Which lines below hold the word "that"? Copy all of them.

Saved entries

# # # # # # #

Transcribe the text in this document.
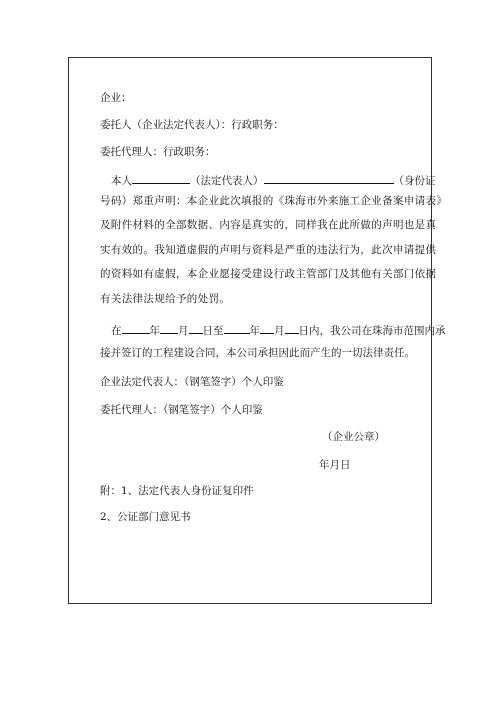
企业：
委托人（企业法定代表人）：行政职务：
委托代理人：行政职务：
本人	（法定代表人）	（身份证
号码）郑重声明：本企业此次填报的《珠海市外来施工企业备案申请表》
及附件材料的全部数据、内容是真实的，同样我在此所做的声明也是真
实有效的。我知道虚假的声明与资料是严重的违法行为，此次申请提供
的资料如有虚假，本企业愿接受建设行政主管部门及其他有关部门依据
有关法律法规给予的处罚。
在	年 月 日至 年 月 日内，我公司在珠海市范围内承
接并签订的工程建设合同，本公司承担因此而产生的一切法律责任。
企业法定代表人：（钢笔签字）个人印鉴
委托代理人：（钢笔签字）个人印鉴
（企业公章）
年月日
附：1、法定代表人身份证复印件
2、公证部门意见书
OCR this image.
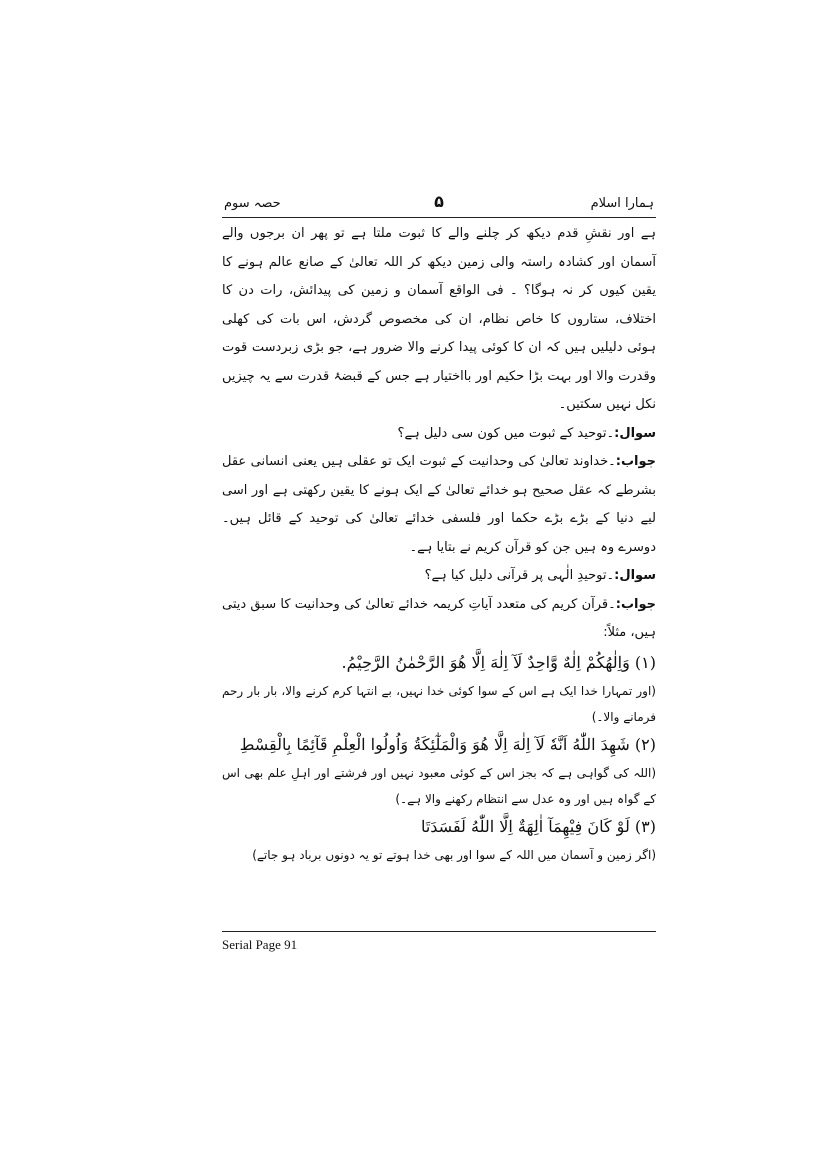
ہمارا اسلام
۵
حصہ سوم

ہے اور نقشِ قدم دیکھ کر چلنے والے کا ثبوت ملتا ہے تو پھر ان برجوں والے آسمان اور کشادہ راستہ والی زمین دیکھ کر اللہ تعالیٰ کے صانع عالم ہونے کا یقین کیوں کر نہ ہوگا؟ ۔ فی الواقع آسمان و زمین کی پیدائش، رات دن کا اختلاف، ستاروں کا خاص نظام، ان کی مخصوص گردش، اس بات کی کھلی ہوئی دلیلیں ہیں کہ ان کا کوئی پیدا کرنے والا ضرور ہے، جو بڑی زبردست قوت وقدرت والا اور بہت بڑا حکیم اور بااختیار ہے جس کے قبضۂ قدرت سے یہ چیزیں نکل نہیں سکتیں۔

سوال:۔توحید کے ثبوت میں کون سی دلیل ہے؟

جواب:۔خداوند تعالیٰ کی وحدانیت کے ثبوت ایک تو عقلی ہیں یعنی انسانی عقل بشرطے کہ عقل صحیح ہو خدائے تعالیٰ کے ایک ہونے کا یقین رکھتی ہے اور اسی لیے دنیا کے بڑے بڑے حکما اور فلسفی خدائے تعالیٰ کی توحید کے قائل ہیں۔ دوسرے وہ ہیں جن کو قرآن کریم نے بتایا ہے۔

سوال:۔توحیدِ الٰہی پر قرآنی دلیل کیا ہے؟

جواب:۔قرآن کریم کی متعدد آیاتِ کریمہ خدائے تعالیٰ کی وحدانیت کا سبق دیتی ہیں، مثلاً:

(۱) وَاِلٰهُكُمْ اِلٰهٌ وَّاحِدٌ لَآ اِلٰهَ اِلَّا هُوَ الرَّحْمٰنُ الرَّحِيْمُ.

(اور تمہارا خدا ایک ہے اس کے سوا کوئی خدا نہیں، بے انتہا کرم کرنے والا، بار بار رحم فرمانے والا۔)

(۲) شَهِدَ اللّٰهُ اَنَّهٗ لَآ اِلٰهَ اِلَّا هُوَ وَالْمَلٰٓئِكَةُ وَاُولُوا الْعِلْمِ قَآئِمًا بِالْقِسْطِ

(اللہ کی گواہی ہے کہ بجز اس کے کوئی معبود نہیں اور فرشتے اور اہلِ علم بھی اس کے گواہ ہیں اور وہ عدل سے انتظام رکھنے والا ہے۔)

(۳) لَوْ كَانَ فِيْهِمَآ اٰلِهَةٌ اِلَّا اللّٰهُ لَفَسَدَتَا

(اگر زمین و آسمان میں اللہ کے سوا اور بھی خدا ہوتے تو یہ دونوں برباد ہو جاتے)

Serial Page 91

# # # # # # #

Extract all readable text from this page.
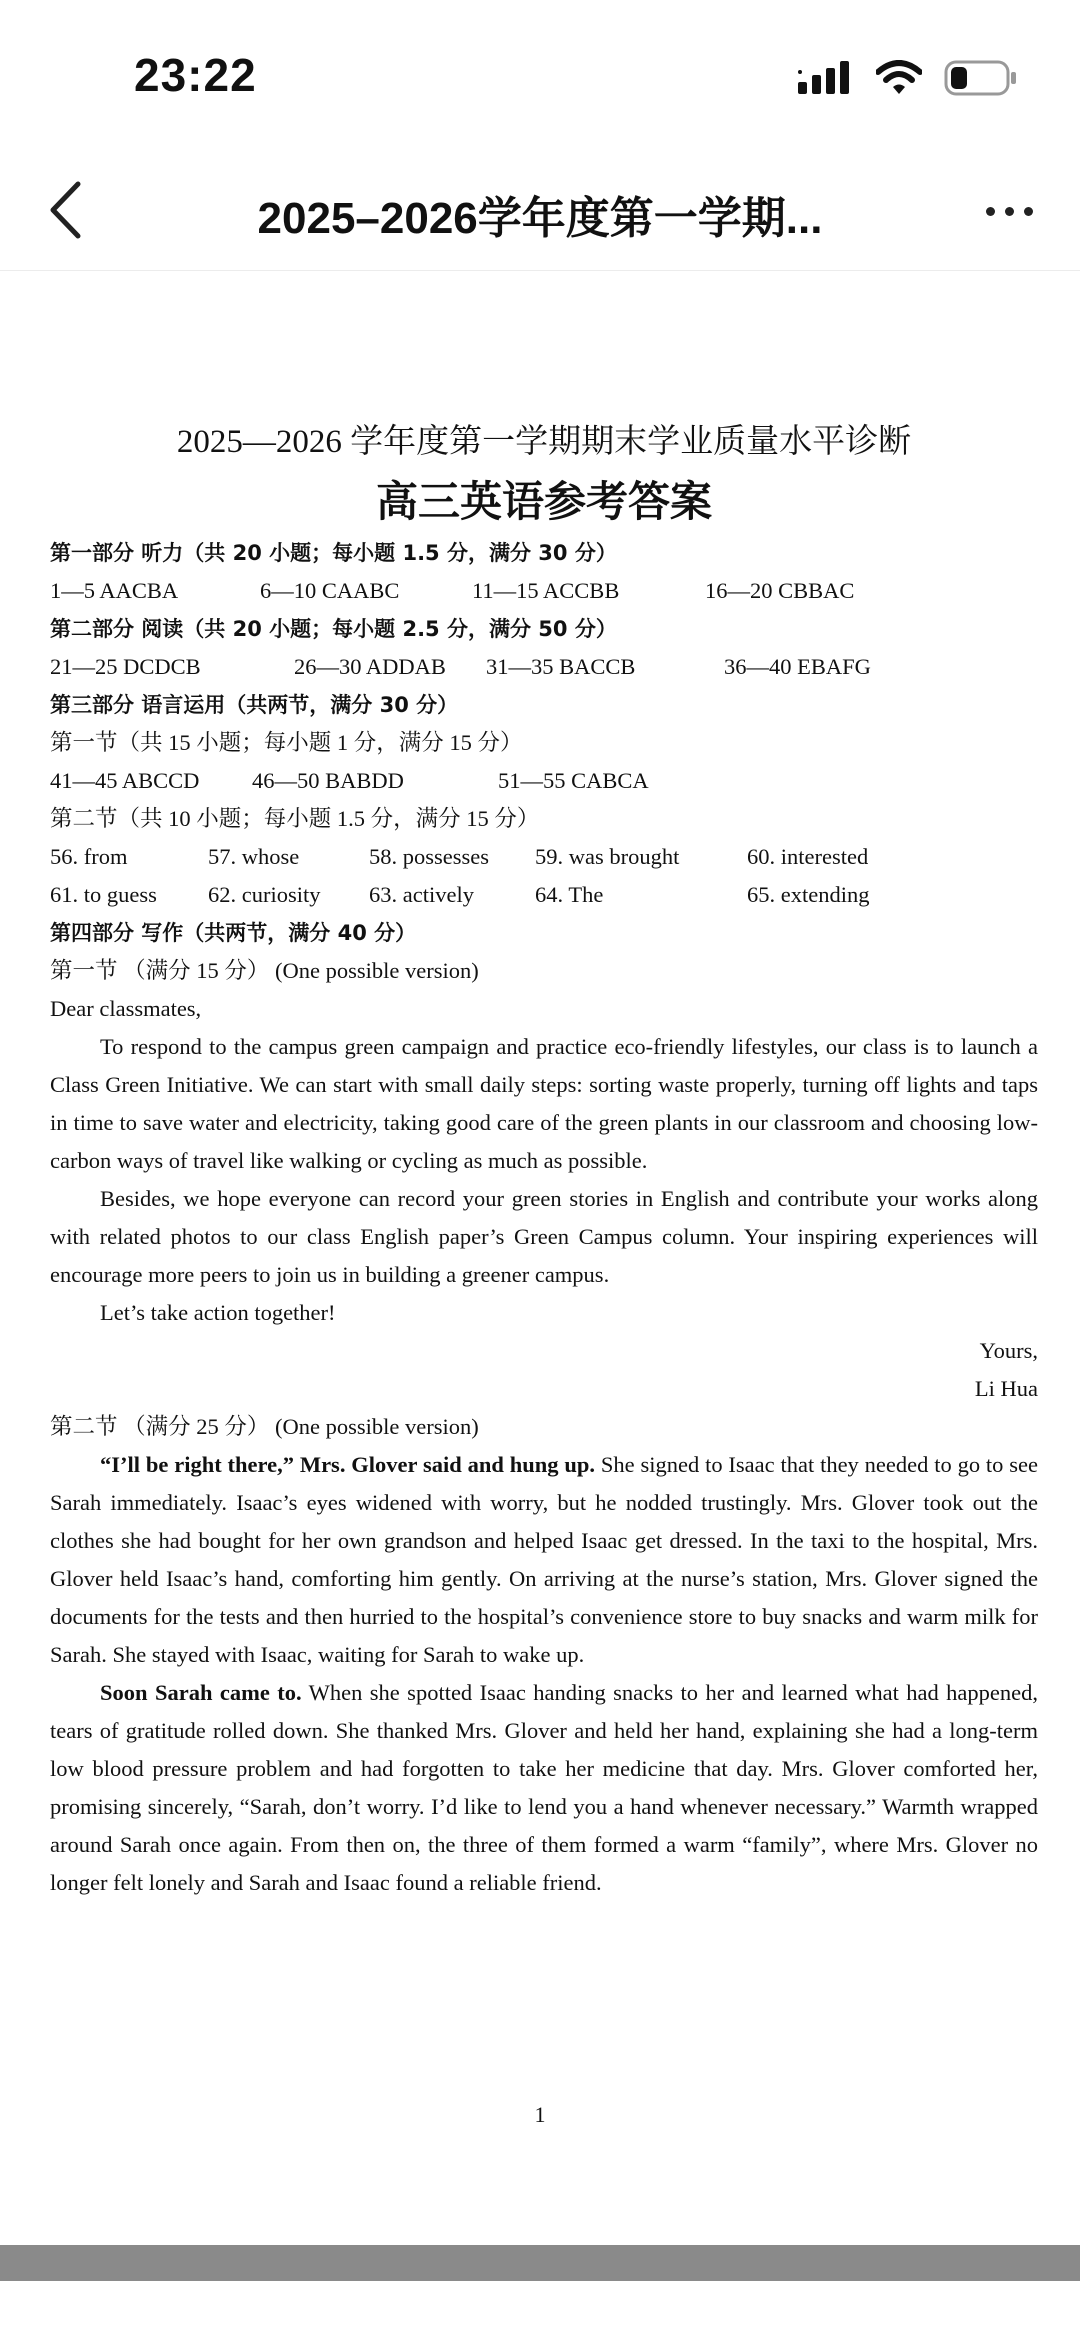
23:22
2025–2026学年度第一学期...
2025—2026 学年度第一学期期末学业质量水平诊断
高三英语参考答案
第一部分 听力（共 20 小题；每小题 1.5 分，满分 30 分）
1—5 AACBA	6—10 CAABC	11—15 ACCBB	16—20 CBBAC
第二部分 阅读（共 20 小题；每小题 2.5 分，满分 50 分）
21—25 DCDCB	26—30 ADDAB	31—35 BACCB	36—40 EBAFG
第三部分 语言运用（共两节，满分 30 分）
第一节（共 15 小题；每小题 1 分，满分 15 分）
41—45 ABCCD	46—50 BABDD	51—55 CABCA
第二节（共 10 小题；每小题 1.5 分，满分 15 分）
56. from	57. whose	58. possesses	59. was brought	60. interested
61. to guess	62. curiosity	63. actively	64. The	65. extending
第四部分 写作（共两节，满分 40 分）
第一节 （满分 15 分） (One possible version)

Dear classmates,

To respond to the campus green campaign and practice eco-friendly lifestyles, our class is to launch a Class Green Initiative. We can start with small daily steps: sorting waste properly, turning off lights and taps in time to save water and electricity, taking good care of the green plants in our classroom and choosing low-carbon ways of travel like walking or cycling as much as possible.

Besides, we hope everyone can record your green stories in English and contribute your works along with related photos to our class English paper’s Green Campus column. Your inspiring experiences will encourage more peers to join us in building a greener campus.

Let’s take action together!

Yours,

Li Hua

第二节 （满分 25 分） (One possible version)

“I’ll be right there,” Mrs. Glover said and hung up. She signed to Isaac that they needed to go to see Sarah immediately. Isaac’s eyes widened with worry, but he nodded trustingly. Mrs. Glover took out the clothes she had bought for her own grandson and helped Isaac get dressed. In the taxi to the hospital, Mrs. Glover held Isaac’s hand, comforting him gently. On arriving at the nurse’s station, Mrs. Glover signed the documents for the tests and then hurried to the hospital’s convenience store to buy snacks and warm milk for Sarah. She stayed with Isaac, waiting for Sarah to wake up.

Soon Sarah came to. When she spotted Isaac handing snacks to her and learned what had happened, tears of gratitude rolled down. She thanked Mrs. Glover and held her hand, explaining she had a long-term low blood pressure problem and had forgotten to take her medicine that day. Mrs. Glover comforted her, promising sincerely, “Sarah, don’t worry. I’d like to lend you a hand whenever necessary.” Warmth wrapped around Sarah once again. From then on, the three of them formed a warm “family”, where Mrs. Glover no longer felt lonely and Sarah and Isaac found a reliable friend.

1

# # # # # # #

SOLVED EXERCISE
“I’ll be right there,” Mrs. Glover said and hung up. She signed to Isaac that they needed to go to see Sarah immediately. Isaac’s eyes widened with worry, but he nodded trustingly. Mrs. Glover took out the clothes she had bought for her own grandson and helped Isaac get dressed. In the taxi to the hospital, Mrs. Glover held Isaac’s hand, comforting him gently. On arriving at the nurse’s station, Mrs. Glover signed the documents for the tests and then hurried to the hospital’s convenience store to buy snacks and warm milk for Sarah. She stayed with Isaac, waiting for Sarah to wake up.
Soon Sarah came to. When she spotted Isaac handing snacks to her and learned what had happened, tears of gratitude rolled down. She thanked Mrs. Glover and held her hand, explaining she had a long-term low blood pressure problem and had forgotten to take her medicine that day. Mrs. Glover comforted her, promising sincerely, “Sarah, don’t worry. I’d like to lend you a hand whenever necessary.” Warmth wrapped around Sarah once again. From then on, the three of them formed a warm “family”, where Mrs. Glover no longer felt lonely and Sarah and Isaac found a reliable friend.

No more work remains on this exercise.